[Dataset rows]

--- begin ---

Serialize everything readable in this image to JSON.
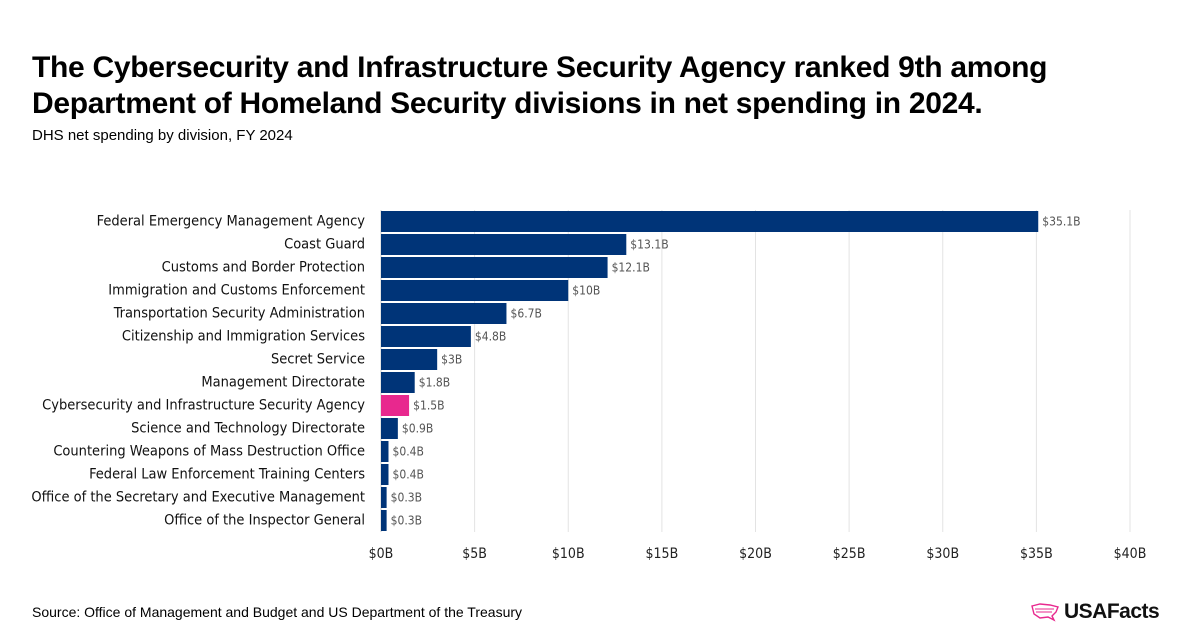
{
  "title": "The Cybersecurity and Infrastructure Security Agency ranked 9th among Department of Homeland Security divisions in net spending in 2024.",
  "subtitle": "DHS net spending by division, FY 2024",
  "source": "Source: Office of Management and Budget and US Department of the Treasury",
  "logo": "USAFacts",
  "colors": {
    "bar": "#003478",
    "highlight": "#e8288e",
    "grid": "#e3e3e3",
    "label": "#555555"
  },
  "chart_data": {
    "type": "bar",
    "orientation": "horizontal",
    "categories": [
      "Federal Emergency Management Agency",
      "Coast Guard",
      "Customs and Border Protection",
      "Immigration and Customs Enforcement",
      "Transportation Security Administration",
      "Citizenship and Immigration Services",
      "Secret Service",
      "Management Directorate",
      "Cybersecurity and Infrastructure Security Agency",
      "Science and Technology Directorate",
      "Countering Weapons of Mass Destruction Office",
      "Federal Law Enforcement Training Centers",
      "Office of the Secretary and Executive Management",
      "Office of the Inspector General"
    ],
    "values": [
      35.1,
      13.1,
      12.1,
      10,
      6.7,
      4.8,
      3,
      1.8,
      1.5,
      0.9,
      0.4,
      0.4,
      0.3,
      0.3
    ],
    "data_labels": [
      "$35.1B",
      "$13.1B",
      "$12.1B",
      "$10B",
      "$6.7B",
      "$4.8B",
      "$3B",
      "$1.8B",
      "$1.5B",
      "$0.9B",
      "$0.4B",
      "$0.4B",
      "$0.3B",
      "$0.3B"
    ],
    "highlight": "Cybersecurity and Infrastructure Security Agency",
    "xlim": [
      0,
      40
    ],
    "xticks": [
      0,
      5,
      10,
      15,
      20,
      25,
      30,
      35,
      40
    ],
    "xtick_labels": [
      "$0B",
      "$5B",
      "$10B",
      "$15B",
      "$20B",
      "$25B",
      "$30B",
      "$35B",
      "$40B"
    ],
    "grid": true
  }
}
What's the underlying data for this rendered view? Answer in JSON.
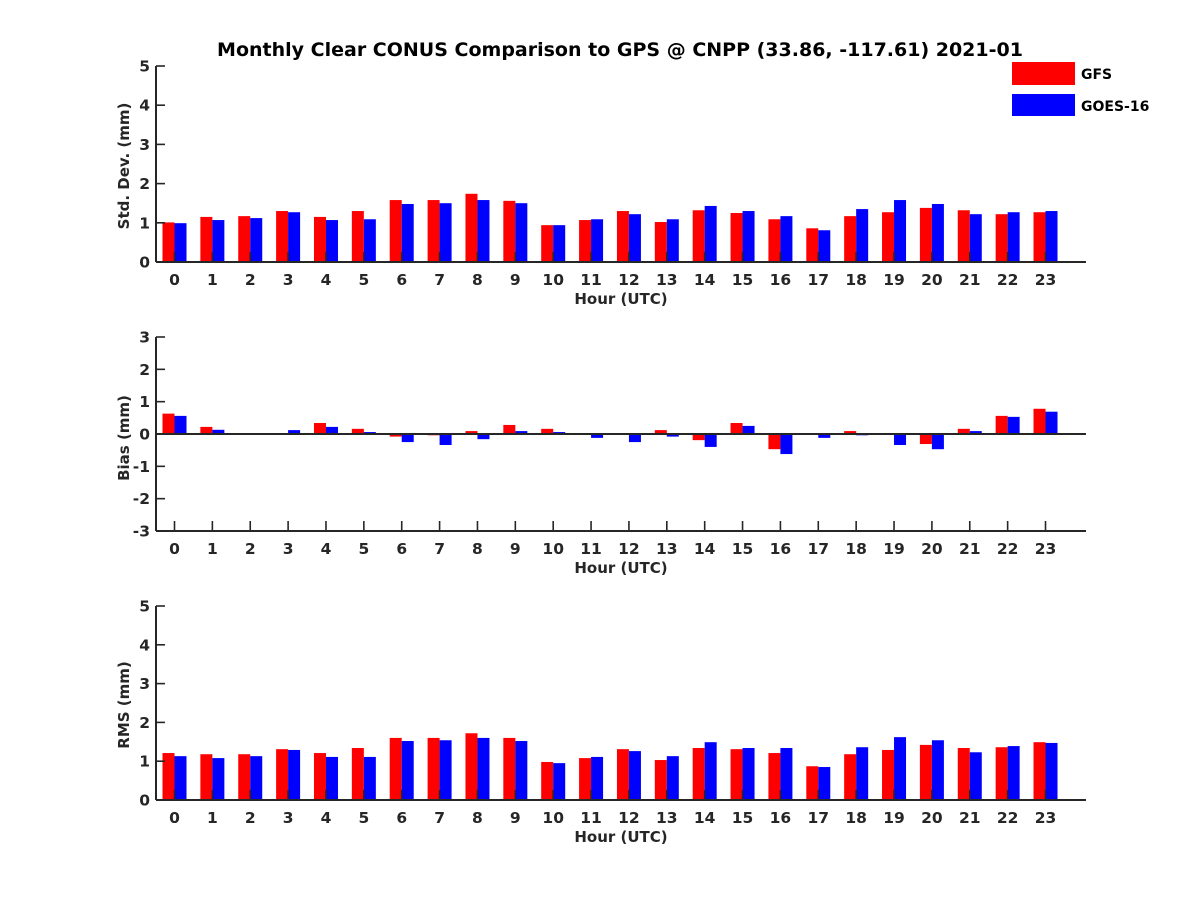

--- end ---

● **Request**
Reproduce the material in its entirety and word for word, without the pictures.

● **Response below**
Serialize everything readable in this image to JSON.
{
  "title": "The Cybersecurity and Infrastructure Security Agency ranked 9th among Department of Homeland Security divisions in net spending in 2024.",
  "subtitle": "DHS net spending by division, FY 2024",
  "source": "Source: Office of Management and Budget and US Department of the Treasury",
  "logo": "USAFacts",
  "colors": {
    "bar": "#003478",
    "highlight": "#e8288e",
    "grid": "#e3e3e3",
    "label": "#555555"
  },
  "chart_data": {
    "type": "bar",
    "orientation": "horizontal",
    "categories": [
      "Federal Emergency Management Agency",
      "Coast Guard",
      "Customs and Border Protection",
      "Immigration and Customs Enforcement",
      "Transportation Security Administration",
      "Citizenship and Immigration Services",
      "Secret Service",
      "Management Directorate",
      "Cybersecurity and Infrastructure Security Agency",
      "Science and Technology Directorate",
      "Countering Weapons of Mass Destruction Office",
      "Federal Law Enforcement Training Centers",
      "Office of the Secretary and Executive Management",
      "Office of the Inspector General"
    ],
    "values": [
      35.1,
      13.1,
      12.1,
      10,
      6.7,
      4.8,
      3,
      1.8,
      1.5,
      0.9,
      0.4,
      0.4,
      0.3,
      0.3
    ],
    "data_labels": [
      "$35.1B",
      "$13.1B",
      "$12.1B",
      "$10B",
      "$6.7B",
      "$4.8B",
      "$3B",
      "$1.8B",
      "$1.5B",
      "$0.9B",
      "$0.4B",
      "$0.4B",
      "$0.3B",
      "$0.3B"
    ],
    "highlight": "Cybersecurity and Infrastructure Security Agency",
    "xlim": [
      0,
      40
    ],
    "xticks": [
      0,
      5,
      10,
      15,
      20,
      25,
      30,
      35,
      40
    ],
    "xtick_labels": [
      "$0B",
      "$5B",
      "$10B",
      "$15B",
      "$20B",
      "$25B",
      "$30B",
      "$35B",
      "$40B"
    ],
    "grid": true
  }
}
What's the underlying data for this rendered view? Answer in JSON.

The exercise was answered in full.